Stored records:
— Start —
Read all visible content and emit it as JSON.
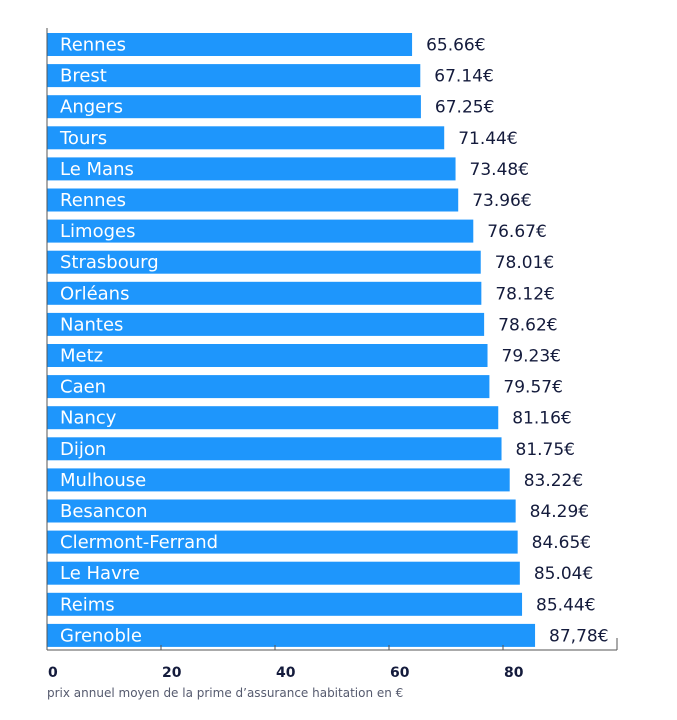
{
  "chart_data": {
    "type": "bar",
    "orientation": "horizontal",
    "categories": [
      "Rennes",
      "Brest",
      "Angers",
      "Tours",
      "Le Mans",
      "Rennes",
      "Limoges",
      "Strasbourg",
      "Orléans",
      "Nantes",
      "Metz",
      "Caen",
      "Nancy",
      "Dijon",
      "Mulhouse",
      "Besancon",
      "Clermont-Ferrand",
      "Le Havre",
      "Reims",
      "Grenoble"
    ],
    "values": [
      65.66,
      67.14,
      67.25,
      71.44,
      73.48,
      73.96,
      76.67,
      78.01,
      78.12,
      78.62,
      79.23,
      79.57,
      81.16,
      81.75,
      83.22,
      84.29,
      84.65,
      85.04,
      85.44,
      87.78
    ],
    "value_labels": [
      "65.66€",
      "67.14€",
      "67.25€",
      "71.44€",
      "73.48€",
      "73.96€",
      "76.67€",
      "78.01€",
      "78.12€",
      "78.62€",
      "79.23€",
      "79.57€",
      "81.16€",
      "81.75€",
      "83.22€",
      "84.29€",
      "84.65€",
      "85.04€",
      "85.44€",
      "87,78€"
    ],
    "xticks": [
      "0",
      "20",
      "40",
      "60",
      "80"
    ],
    "xtick_values": [
      0,
      20,
      40,
      60,
      80
    ],
    "xlabel": "prix annuel moyen de la prime d’assurance habitation en €",
    "ylabel": "",
    "xlim": [
      0,
      100
    ],
    "grid": false,
    "colors": {
      "bar": "#1e96fc",
      "text": "#141b3c",
      "axis": "#555555"
    }
  }
}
— End —
EXERCISE DESCRIPTION: Give every record back exactly as it reads, with no images.

COMPLETED EXERCISE:
Read all visible content and emit it as JSON.
{
  "chart_data": {
    "type": "bar",
    "orientation": "horizontal",
    "categories": [
      "Rennes",
      "Brest",
      "Angers",
      "Tours",
      "Le Mans",
      "Rennes",
      "Limoges",
      "Strasbourg",
      "Orléans",
      "Nantes",
      "Metz",
      "Caen",
      "Nancy",
      "Dijon",
      "Mulhouse",
      "Besancon",
      "Clermont-Ferrand",
      "Le Havre",
      "Reims",
      "Grenoble"
    ],
    "values": [
      65.66,
      67.14,
      67.25,
      71.44,
      73.48,
      73.96,
      76.67,
      78.01,
      78.12,
      78.62,
      79.23,
      79.57,
      81.16,
      81.75,
      83.22,
      84.29,
      84.65,
      85.04,
      85.44,
      87.78
    ],
    "value_labels": [
      "65.66€",
      "67.14€",
      "67.25€",
      "71.44€",
      "73.48€",
      "73.96€",
      "76.67€",
      "78.01€",
      "78.12€",
      "78.62€",
      "79.23€",
      "79.57€",
      "81.16€",
      "81.75€",
      "83.22€",
      "84.29€",
      "84.65€",
      "85.04€",
      "85.44€",
      "87,78€"
    ],
    "xticks": [
      "0",
      "20",
      "40",
      "60",
      "80"
    ],
    "xtick_values": [
      0,
      20,
      40,
      60,
      80
    ],
    "xlabel": "prix annuel moyen de la prime d’assurance habitation en €",
    "ylabel": "",
    "xlim": [
      0,
      100
    ],
    "grid": false,
    "colors": {
      "bar": "#1e96fc",
      "text": "#141b3c",
      "axis": "#555555"
    }
  }
}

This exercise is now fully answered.